Repeat every entry word for word, but leave the images out of your copy.

>> START

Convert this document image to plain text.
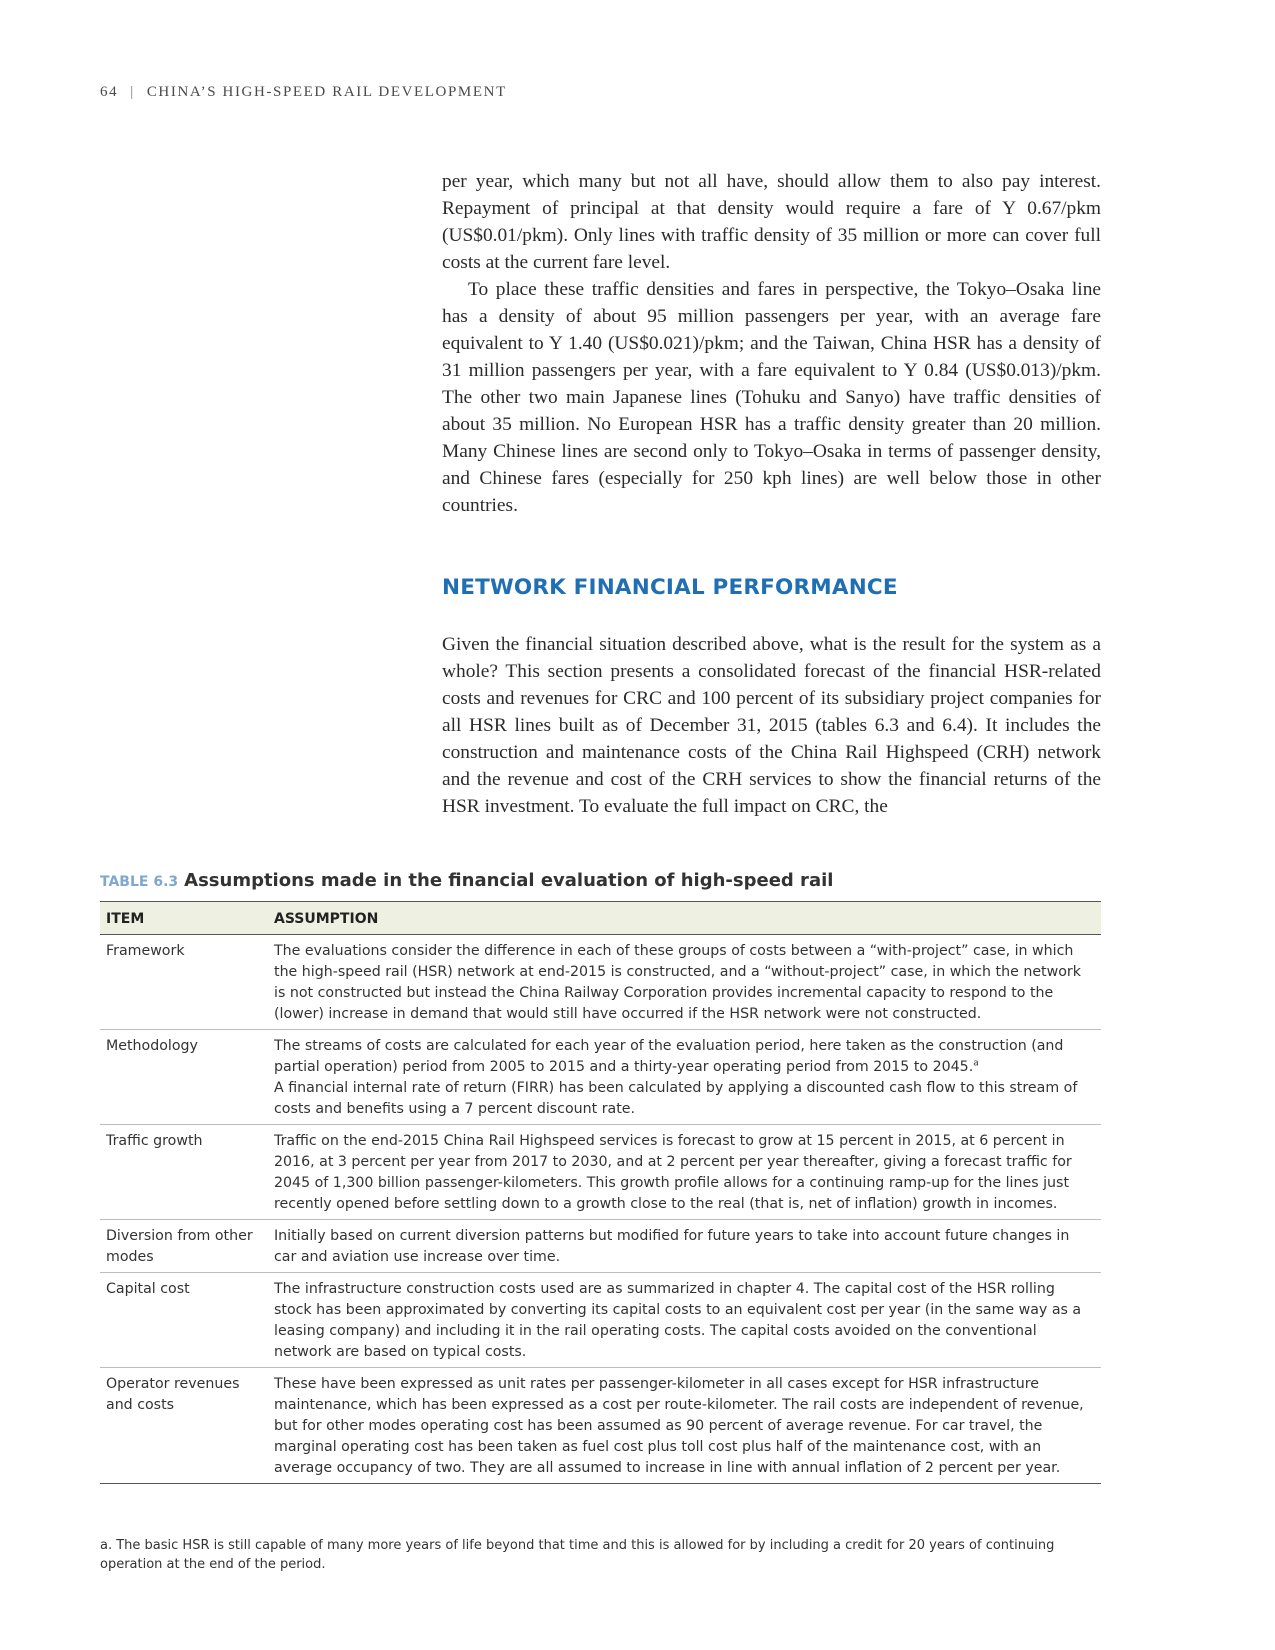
64 | CHINA’S HIGH-SPEED RAIL DEVELOPMENT

per year, which many but not all have, should allow them to also pay interest. Repayment of principal at that density would require a fare of Y 0.67/pkm (US$0.01/pkm). Only lines with traffic density of 35 million or more can cover full costs at the current fare level.

To place these traffic densities and fares in perspective, the Tokyo–Osaka line has a density of about 95 million passengers per year, with an average fare equivalent to Y 1.40 (US$0.021)/pkm; and the Taiwan, China HSR has a density of 31 million passengers per year, with a fare equivalent to Y 0.84 (US$0.013)/pkm. The other two main Japanese lines (Tohuku and Sanyo) have traffic densities of about 35 million. No European HSR has a traffic density greater than 20 million. Many Chinese lines are second only to Tokyo–Osaka in terms of passenger density, and Chinese fares (especially for 250 kph lines) are well below those in other countries.

NETWORK FINANCIAL PERFORMANCE

Given the financial situation described above, what is the result for the system as a whole? This section presents a consolidated forecast of the financial HSR-related costs and revenues for CRC and 100 percent of its subsidiary project companies for all HSR lines built as of December 31, 2015 (tables 6.3 and 6.4). It includes the construction and maintenance costs of the China Rail Highspeed (CRH) network and the revenue and cost of the CRH services to show the financial returns of the HSR investment. To evaluate the full impact on CRC, the

TABLE 6.3 Assumptions made in the financial evaluation of high-speed rail
ITEM	ASSUMPTION
Framework	The evaluations consider the difference in each of these groups of costs between a “with-project” case, in which the high-speed rail (HSR) network at end-2015 is constructed, and a “without-project” case, in which the network is not constructed but instead the China Railway Corporation provides incremental capacity to respond to the (lower) increase in demand that would still have occurred if the HSR network were not constructed.
Methodology	The streams of costs are calculated for each year of the evaluation period, here taken as the construction (and partial operation) period from 2005 to 2015 and a thirty-year operating period from 2015 to 2045.$^a$
A financial internal rate of return (FIRR) has been calculated by applying a discounted cash flow to this stream of costs and benefits using a 7 percent discount rate.
Traffic growth	Traffic on the end-2015 China Rail Highspeed services is forecast to grow at 15 percent in 2015, at 6 percent in 2016, at 3 percent per year from 2017 to 2030, and at 2 percent per year thereafter, giving a forecast traffic for 2045 of 1,300 billion passenger-kilometers. This growth profile allows for a continuing ramp-up for the lines just recently opened before settling down to a growth close to the real (that is, net of inflation) growth in incomes.
Diversion from other modes	Initially based on current diversion patterns but modified for future years to take into account future changes in car and aviation use increase over time.
Capital cost	The infrastructure construction costs used are as summarized in chapter 4. The capital cost of the HSR rolling stock has been approximated by converting its capital costs to an equivalent cost per year (in the same way as a leasing company) and including it in the rail operating costs. The capital costs avoided on the conventional network are based on typical costs.
Operator revenues and costs	These have been expressed as unit rates per passenger-kilometer in all cases except for HSR infrastructure maintenance, which has been expressed as a cost per route-kilometer. The rail costs are independent of revenue, but for other modes operating cost has been assumed as 90 percent of average revenue. For car travel, the marginal operating cost has been taken as fuel cost plus toll cost plus half of the maintenance cost, with an average occupancy of two. They are all assumed to increase in line with annual inflation of 2 percent per year.
a. The basic HSR is still capable of many more years of life beyond that time and this is allowed for by including a credit for 20 years of continuing operation at the end of the period.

>> END

ANSWER IN FULL:
Convert this document image to plain text.
64 | CHINA’S HIGH-SPEED RAIL DEVELOPMENT

per year, which many but not all have, should allow them to also pay interest. Repayment of principal at that density would require a fare of Y 0.67/pkm (US$0.01/pkm). Only lines with traffic density of 35 million or more can cover full costs at the current fare level.

To place these traffic densities and fares in perspective, the Tokyo–Osaka line has a density of about 95 million passengers per year, with an average fare equivalent to Y 1.40 (US$0.021)/pkm; and the Taiwan, China HSR has a density of 31 million passengers per year, with a fare equivalent to Y 0.84 (US$0.013)/pkm. The other two main Japanese lines (Tohuku and Sanyo) have traffic densities of about 35 million. No European HSR has a traffic density greater than 20 million. Many Chinese lines are second only to Tokyo–Osaka in terms of passenger density, and Chinese fares (especially for 250 kph lines) are well below those in other countries.

NETWORK FINANCIAL PERFORMANCE

Given the financial situation described above, what is the result for the system as a whole? This section presents a consolidated forecast of the financial HSR-related costs and revenues for CRC and 100 percent of its subsidiary project companies for all HSR lines built as of December 31, 2015 (tables 6.3 and 6.4). It includes the construction and maintenance costs of the China Rail Highspeed (CRH) network and the revenue and cost of the CRH services to show the financial returns of the HSR investment. To evaluate the full impact on CRC, the

TABLE 6.3 Assumptions made in the financial evaluation of high-speed rail
ITEM	ASSUMPTION
Framework	The evaluations consider the difference in each of these groups of costs between a “with-project” case, in which the high-speed rail (HSR) network at end-2015 is constructed, and a “without-project” case, in which the network is not constructed but instead the China Railway Corporation provides incremental capacity to respond to the (lower) increase in demand that would still have occurred if the HSR network were not constructed.
Methodology	The streams of costs are calculated for each year of the evaluation period, here taken as the construction (and partial operation) period from 2005 to 2015 and a thirty-year operating period from 2015 to 2045.$^a$
A financial internal rate of return (FIRR) has been calculated by applying a discounted cash flow to this stream of costs and benefits using a 7 percent discount rate.
Traffic growth	Traffic on the end-2015 China Rail Highspeed services is forecast to grow at 15 percent in 2015, at 6 percent in 2016, at 3 percent per year from 2017 to 2030, and at 2 percent per year thereafter, giving a forecast traffic for 2045 of 1,300 billion passenger-kilometers. This growth profile allows for a continuing ramp-up for the lines just recently opened before settling down to a growth close to the real (that is, net of inflation) growth in incomes.
Diversion from other modes	Initially based on current diversion patterns but modified for future years to take into account future changes in car and aviation use increase over time.
Capital cost	The infrastructure construction costs used are as summarized in chapter 4. The capital cost of the HSR rolling stock has been approximated by converting its capital costs to an equivalent cost per year (in the same way as a leasing company) and including it in the rail operating costs. The capital costs avoided on the conventional network are based on typical costs.
Operator revenues and costs	These have been expressed as unit rates per passenger-kilometer in all cases except for HSR infrastructure maintenance, which has been expressed as a cost per route-kilometer. The rail costs are independent of revenue, but for other modes operating cost has been assumed as 90 percent of average revenue. For car travel, the marginal operating cost has been taken as fuel cost plus toll cost plus half of the maintenance cost, with an average occupancy of two. They are all assumed to increase in line with annual inflation of 2 percent per year.
a. The basic HSR is still capable of many more years of life beyond that time and this is allowed for by including a credit for 20 years of continuing operation at the end of the period.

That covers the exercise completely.